■ **Description of the task**
Reproduce all of the data exactly, with no line skipped.

==== Input material ====

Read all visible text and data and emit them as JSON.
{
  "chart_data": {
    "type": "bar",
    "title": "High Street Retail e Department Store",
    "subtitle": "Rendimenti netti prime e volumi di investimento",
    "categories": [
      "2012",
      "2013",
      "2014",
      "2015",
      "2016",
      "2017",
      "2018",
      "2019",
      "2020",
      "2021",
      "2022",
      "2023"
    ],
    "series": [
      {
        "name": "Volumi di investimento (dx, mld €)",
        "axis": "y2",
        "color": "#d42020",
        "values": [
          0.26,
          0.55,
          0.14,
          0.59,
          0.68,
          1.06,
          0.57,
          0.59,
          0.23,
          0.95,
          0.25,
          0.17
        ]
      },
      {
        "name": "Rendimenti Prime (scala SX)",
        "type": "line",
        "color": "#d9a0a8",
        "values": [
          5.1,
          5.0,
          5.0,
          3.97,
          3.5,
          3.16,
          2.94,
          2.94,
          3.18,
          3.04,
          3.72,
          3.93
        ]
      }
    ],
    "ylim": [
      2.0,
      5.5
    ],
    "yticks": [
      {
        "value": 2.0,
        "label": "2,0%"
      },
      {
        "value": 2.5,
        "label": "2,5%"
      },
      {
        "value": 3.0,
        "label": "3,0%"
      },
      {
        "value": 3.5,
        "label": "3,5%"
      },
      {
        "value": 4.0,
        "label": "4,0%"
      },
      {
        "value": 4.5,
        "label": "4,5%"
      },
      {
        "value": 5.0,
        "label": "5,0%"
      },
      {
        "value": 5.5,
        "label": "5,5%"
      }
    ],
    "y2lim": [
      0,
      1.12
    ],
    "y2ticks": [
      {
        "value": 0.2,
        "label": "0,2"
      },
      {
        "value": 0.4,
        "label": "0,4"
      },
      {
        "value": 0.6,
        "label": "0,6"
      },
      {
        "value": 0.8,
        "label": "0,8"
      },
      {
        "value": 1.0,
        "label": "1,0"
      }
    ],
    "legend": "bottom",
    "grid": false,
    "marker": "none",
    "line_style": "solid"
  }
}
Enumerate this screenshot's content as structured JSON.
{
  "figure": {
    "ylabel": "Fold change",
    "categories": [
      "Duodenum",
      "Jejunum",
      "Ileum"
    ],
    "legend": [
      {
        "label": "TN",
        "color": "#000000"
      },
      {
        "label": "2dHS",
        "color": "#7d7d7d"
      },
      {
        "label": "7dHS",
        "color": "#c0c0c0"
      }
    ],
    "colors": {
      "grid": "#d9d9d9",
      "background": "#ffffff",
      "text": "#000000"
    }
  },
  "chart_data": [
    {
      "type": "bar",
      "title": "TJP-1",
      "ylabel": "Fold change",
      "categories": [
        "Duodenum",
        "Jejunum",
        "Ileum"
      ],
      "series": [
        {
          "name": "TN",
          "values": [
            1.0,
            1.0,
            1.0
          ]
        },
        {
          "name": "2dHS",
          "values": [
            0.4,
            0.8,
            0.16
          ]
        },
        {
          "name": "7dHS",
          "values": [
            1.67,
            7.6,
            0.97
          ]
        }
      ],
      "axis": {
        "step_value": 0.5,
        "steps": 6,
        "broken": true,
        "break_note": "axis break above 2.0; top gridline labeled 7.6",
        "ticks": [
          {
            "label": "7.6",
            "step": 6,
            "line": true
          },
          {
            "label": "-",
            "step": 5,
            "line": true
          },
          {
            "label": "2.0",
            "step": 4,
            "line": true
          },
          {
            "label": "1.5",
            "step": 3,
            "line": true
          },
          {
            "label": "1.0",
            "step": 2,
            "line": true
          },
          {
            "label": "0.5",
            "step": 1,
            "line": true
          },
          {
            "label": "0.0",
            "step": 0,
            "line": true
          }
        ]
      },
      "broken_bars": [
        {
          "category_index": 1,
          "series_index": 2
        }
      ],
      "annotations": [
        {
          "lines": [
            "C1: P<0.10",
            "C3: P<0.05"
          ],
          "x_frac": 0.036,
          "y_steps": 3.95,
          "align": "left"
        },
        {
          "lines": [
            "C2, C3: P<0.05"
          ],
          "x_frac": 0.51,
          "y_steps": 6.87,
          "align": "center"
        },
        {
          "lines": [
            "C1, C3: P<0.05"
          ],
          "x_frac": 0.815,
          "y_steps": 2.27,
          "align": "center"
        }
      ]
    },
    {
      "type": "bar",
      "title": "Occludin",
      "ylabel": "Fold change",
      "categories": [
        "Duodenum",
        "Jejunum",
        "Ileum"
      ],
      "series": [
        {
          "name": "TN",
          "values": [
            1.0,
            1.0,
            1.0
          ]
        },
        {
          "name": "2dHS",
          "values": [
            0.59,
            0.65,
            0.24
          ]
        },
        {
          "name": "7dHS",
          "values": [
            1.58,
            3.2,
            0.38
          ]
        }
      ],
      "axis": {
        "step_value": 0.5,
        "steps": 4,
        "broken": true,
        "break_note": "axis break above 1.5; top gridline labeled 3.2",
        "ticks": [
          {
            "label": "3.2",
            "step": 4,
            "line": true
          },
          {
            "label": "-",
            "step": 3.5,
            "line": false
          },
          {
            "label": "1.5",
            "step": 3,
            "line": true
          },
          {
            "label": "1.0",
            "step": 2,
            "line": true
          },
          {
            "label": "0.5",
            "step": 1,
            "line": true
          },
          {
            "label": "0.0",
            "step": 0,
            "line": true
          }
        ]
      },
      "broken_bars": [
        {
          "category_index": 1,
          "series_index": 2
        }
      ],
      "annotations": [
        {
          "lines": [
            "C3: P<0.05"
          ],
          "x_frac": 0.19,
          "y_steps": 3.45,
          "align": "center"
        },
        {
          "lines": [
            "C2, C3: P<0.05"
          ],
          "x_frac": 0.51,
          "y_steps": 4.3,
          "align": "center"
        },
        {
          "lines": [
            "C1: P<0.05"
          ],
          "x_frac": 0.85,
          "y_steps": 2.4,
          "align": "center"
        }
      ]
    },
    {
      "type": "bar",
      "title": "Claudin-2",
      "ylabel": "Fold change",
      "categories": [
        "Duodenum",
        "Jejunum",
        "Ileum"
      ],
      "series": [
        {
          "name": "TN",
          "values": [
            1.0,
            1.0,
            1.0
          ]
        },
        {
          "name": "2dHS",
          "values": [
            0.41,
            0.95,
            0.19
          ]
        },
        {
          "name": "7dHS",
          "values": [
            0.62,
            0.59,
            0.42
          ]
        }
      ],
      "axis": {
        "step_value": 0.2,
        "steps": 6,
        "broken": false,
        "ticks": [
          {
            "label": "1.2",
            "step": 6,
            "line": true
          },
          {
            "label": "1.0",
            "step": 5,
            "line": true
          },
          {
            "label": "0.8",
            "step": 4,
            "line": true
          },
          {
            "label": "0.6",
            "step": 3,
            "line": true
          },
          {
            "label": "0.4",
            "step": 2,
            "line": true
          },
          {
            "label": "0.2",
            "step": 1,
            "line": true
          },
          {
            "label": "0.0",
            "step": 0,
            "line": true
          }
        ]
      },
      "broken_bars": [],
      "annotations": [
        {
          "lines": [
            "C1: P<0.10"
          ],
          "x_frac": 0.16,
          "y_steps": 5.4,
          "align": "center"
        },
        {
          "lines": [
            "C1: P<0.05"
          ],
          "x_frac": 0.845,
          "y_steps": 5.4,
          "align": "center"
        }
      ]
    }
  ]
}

====

■ **Solution**
Read all visible text and data and emit them as JSON.
{
  "chart_data": {
    "type": "bar",
    "title": "High Street Retail e Department Store",
    "subtitle": "Rendimenti netti prime e volumi di investimento",
    "categories": [
      "2012",
      "2013",
      "2014",
      "2015",
      "2016",
      "2017",
      "2018",
      "2019",
      "2020",
      "2021",
      "2022",
      "2023"
    ],
    "series": [
      {
        "name": "Volumi di investimento (dx, mld €)",
        "axis": "y2",
        "color": "#d42020",
        "values": [
          0.26,
          0.55,
          0.14,
          0.59,
          0.68,
          1.06,
          0.57,
          0.59,
          0.23,
          0.95,
          0.25,
          0.17
        ]
      },
      {
        "name": "Rendimenti Prime (scala SX)",
        "type": "line",
        "color": "#d9a0a8",
        "values": [
          5.1,
          5.0,
          5.0,
          3.97,
          3.5,
          3.16,
          2.94,
          2.94,
          3.18,
          3.04,
          3.72,
          3.93
        ]
      }
    ],
    "ylim": [
      2.0,
      5.5
    ],
    "yticks": [
      {
        "value": 2.0,
        "label": "2,0%"
      },
      {
        "value": 2.5,
        "label": "2,5%"
      },
      {
        "value": 3.0,
        "label": "3,0%"
      },
      {
        "value": 3.5,
        "label": "3,5%"
      },
      {
        "value": 4.0,
        "label": "4,0%"
      },
      {
        "value": 4.5,
        "label": "4,5%"
      },
      {
        "value": 5.0,
        "label": "5,0%"
      },
      {
        "value": 5.5,
        "label": "5,5%"
      }
    ],
    "y2lim": [
      0,
      1.12
    ],
    "y2ticks": [
      {
        "value": 0.2,
        "label": "0,2"
      },
      {
        "value": 0.4,
        "label": "0,4"
      },
      {
        "value": 0.6,
        "label": "0,6"
      },
      {
        "value": 0.8,
        "label": "0,8"
      },
      {
        "value": 1.0,
        "label": "1,0"
      }
    ],
    "legend": "bottom",
    "grid": false,
    "marker": "none",
    "line_style": "solid"
  }
}
Enumerate this screenshot's content as structured JSON.
{
  "figure": {
    "ylabel": "Fold change",
    "categories": [
      "Duodenum",
      "Jejunum",
      "Ileum"
    ],
    "legend": [
      {
        "label": "TN",
        "color": "#000000"
      },
      {
        "label": "2dHS",
        "color": "#7d7d7d"
      },
      {
        "label": "7dHS",
        "color": "#c0c0c0"
      }
    ],
    "colors": {
      "grid": "#d9d9d9",
      "background": "#ffffff",
      "text": "#000000"
    }
  },
  "chart_data": [
    {
      "type": "bar",
      "title": "TJP-1",
      "ylabel": "Fold change",
      "categories": [
        "Duodenum",
        "Jejunum",
        "Ileum"
      ],
      "series": [
        {
          "name": "TN",
          "values": [
            1.0,
            1.0,
            1.0
          ]
        },
        {
          "name": "2dHS",
          "values": [
            0.4,
            0.8,
            0.16
          ]
        },
        {
          "name": "7dHS",
          "values": [
            1.67,
            7.6,
            0.97
          ]
        }
      ],
      "axis": {
        "step_value": 0.5,
        "steps": 6,
        "broken": true,
        "break_note": "axis break above 2.0; top gridline labeled 7.6",
        "ticks": [
          {
            "label": "7.6",
            "step": 6,
            "line": true
          },
          {
            "label": "-",
            "step": 5,
            "line": true
          },
          {
            "label": "2.0",
            "step": 4,
            "line": true
          },
          {
            "label": "1.5",
            "step": 3,
            "line": true
          },
          {
            "label": "1.0",
            "step": 2,
            "line": true
          },
          {
            "label": "0.5",
            "step": 1,
            "line": true
          },
          {
            "label": "0.0",
            "step": 0,
            "line": true
          }
        ]
      },
      "broken_bars": [
        {
          "category_index": 1,
          "series_index": 2
        }
      ],
      "annotations": [
        {
          "lines": [
            "C1: P<0.10",
            "C3: P<0.05"
          ],
          "x_frac": 0.036,
          "y_steps": 3.95,
          "align": "left"
        },
        {
          "lines": [
            "C2, C3: P<0.05"
          ],
          "x_frac": 0.51,
          "y_steps": 6.87,
          "align": "center"
        },
        {
          "lines": [
            "C1, C3: P<0.05"
          ],
          "x_frac": 0.815,
          "y_steps": 2.27,
          "align": "center"
        }
      ]
    },
    {
      "type": "bar",
      "title": "Occludin",
      "ylabel": "Fold change",
      "categories": [
        "Duodenum",
        "Jejunum",
        "Ileum"
      ],
      "series": [
        {
          "name": "TN",
          "values": [
            1.0,
            1.0,
            1.0
          ]
        },
        {
          "name": "2dHS",
          "values": [
            0.59,
            0.65,
            0.24
          ]
        },
        {
          "name": "7dHS",
          "values": [
            1.58,
            3.2,
            0.38
          ]
        }
      ],
      "axis": {
        "step_value": 0.5,
        "steps": 4,
        "broken": true,
        "break_note": "axis break above 1.5; top gridline labeled 3.2",
        "ticks": [
          {
            "label": "3.2",
            "step": 4,
            "line": true
          },
          {
            "label": "-",
            "step": 3.5,
            "line": false
          },
          {
            "label": "1.5",
            "step": 3,
            "line": true
          },
          {
            "label": "1.0",
            "step": 2,
            "line": true
          },
          {
            "label": "0.5",
            "step": 1,
            "line": true
          },
          {
            "label": "0.0",
            "step": 0,
            "line": true
          }
        ]
      },
      "broken_bars": [
        {
          "category_index": 1,
          "series_index": 2
        }
      ],
      "annotations": [
        {
          "lines": [
            "C3: P<0.05"
          ],
          "x_frac": 0.19,
          "y_steps": 3.45,
          "align": "center"
        },
        {
          "lines": [
            "C2, C3: P<0.05"
          ],
          "x_frac": 0.51,
          "y_steps": 4.3,
          "align": "center"
        },
        {
          "lines": [
            "C1: P<0.05"
          ],
          "x_frac": 0.85,
          "y_steps": 2.4,
          "align": "center"
        }
      ]
    },
    {
      "type": "bar",
      "title": "Claudin-2",
      "ylabel": "Fold change",
      "categories": [
        "Duodenum",
        "Jejunum",
        "Ileum"
      ],
      "series": [
        {
          "name": "TN",
          "values": [
            1.0,
            1.0,
            1.0
          ]
        },
        {
          "name": "2dHS",
          "values": [
            0.41,
            0.95,
            0.19
          ]
        },
        {
          "name": "7dHS",
          "values": [
            0.62,
            0.59,
            0.42
          ]
        }
      ],
      "axis": {
        "step_value": 0.2,
        "steps": 6,
        "broken": false,
        "ticks": [
          {
            "label": "1.2",
            "step": 6,
            "line": true
          },
          {
            "label": "1.0",
            "step": 5,
            "line": true
          },
          {
            "label": "0.8",
            "step": 4,
            "line": true
          },
          {
            "label": "0.6",
            "step": 3,
            "line": true
          },
          {
            "label": "0.4",
            "step": 2,
            "line": true
          },
          {
            "label": "0.2",
            "step": 1,
            "line": true
          },
          {
            "label": "0.0",
            "step": 0,
            "line": true
          }
        ]
      },
      "broken_bars": [],
      "annotations": [
        {
          "lines": [
            "C1: P<0.10"
          ],
          "x_frac": 0.16,
          "y_steps": 5.4,
          "align": "center"
        },
        {
          "lines": [
            "C1: P<0.05"
          ],
          "x_frac": 0.845,
          "y_steps": 5.4,
          "align": "center"
        }
      ]
    }
  ]
}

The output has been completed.